• [Goal of the exercise]: Using the records that follow, copy every line containing the word "within".

Dataset items:
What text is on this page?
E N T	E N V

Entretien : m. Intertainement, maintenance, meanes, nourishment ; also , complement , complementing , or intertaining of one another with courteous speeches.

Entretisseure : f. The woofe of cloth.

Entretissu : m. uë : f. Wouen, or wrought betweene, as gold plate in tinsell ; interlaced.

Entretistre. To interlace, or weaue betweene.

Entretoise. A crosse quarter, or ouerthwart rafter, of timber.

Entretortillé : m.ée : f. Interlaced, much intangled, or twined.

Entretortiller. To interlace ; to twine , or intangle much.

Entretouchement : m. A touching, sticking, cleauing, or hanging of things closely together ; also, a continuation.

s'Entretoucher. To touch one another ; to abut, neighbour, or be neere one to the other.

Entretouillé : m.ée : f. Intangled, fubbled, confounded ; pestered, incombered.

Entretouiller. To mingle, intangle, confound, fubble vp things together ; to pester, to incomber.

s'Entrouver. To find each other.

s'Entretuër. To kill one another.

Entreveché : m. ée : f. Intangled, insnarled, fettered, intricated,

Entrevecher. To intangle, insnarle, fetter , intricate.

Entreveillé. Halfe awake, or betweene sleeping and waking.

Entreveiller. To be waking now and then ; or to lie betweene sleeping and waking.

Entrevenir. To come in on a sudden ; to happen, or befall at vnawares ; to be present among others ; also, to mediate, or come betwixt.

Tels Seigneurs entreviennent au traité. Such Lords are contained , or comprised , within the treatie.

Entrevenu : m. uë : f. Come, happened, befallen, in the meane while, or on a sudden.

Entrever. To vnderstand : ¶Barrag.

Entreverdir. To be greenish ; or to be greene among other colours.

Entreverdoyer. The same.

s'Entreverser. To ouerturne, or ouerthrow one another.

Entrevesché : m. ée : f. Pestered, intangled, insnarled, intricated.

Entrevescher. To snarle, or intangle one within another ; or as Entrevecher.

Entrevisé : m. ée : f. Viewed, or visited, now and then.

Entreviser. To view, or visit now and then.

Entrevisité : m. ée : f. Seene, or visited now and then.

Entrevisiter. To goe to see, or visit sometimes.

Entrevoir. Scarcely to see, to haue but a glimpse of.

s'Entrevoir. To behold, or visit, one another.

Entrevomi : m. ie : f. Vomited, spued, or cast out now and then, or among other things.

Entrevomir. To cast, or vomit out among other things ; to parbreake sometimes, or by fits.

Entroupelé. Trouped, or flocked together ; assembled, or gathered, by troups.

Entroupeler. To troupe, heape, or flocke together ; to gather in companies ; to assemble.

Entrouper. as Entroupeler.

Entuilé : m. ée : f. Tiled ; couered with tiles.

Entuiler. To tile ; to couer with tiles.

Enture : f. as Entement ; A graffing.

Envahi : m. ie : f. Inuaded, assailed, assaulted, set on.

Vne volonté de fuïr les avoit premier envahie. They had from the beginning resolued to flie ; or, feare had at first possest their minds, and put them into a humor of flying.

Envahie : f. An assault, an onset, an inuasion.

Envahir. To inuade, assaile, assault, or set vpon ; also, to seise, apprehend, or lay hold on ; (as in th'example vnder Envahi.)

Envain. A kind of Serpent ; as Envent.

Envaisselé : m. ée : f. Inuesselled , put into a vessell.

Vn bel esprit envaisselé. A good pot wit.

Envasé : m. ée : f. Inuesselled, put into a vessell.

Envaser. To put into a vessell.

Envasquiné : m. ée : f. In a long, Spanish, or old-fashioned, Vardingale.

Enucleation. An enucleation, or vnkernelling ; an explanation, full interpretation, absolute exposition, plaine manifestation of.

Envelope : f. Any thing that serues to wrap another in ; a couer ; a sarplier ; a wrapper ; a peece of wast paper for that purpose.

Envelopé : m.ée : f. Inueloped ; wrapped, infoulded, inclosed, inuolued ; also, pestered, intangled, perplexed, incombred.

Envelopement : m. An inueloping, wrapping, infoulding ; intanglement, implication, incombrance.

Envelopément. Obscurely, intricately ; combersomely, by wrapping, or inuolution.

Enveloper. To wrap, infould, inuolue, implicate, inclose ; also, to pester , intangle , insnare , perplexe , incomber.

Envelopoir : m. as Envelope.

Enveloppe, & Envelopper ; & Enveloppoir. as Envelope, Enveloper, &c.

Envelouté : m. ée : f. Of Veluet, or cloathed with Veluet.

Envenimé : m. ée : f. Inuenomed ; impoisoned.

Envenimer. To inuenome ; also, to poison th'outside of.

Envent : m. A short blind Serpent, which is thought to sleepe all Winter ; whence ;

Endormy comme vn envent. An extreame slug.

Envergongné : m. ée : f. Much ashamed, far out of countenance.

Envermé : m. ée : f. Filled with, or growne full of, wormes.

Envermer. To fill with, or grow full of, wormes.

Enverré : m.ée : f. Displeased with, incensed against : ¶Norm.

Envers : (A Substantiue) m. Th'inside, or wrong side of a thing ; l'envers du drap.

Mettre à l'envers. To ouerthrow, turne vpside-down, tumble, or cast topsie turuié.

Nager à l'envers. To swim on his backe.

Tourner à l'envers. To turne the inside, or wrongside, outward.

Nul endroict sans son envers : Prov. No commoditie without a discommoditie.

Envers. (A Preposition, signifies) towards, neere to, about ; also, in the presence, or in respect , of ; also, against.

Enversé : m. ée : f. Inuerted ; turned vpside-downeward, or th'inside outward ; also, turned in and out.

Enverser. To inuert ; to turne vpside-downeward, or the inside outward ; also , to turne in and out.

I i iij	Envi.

• [Task solution]:
Tels Seigneurs entreviennent au traité. Such Lords are contained , or comprised , within the treatie.
Entrevescher. To snarle, or intangle one within another ; or as Entrevecher.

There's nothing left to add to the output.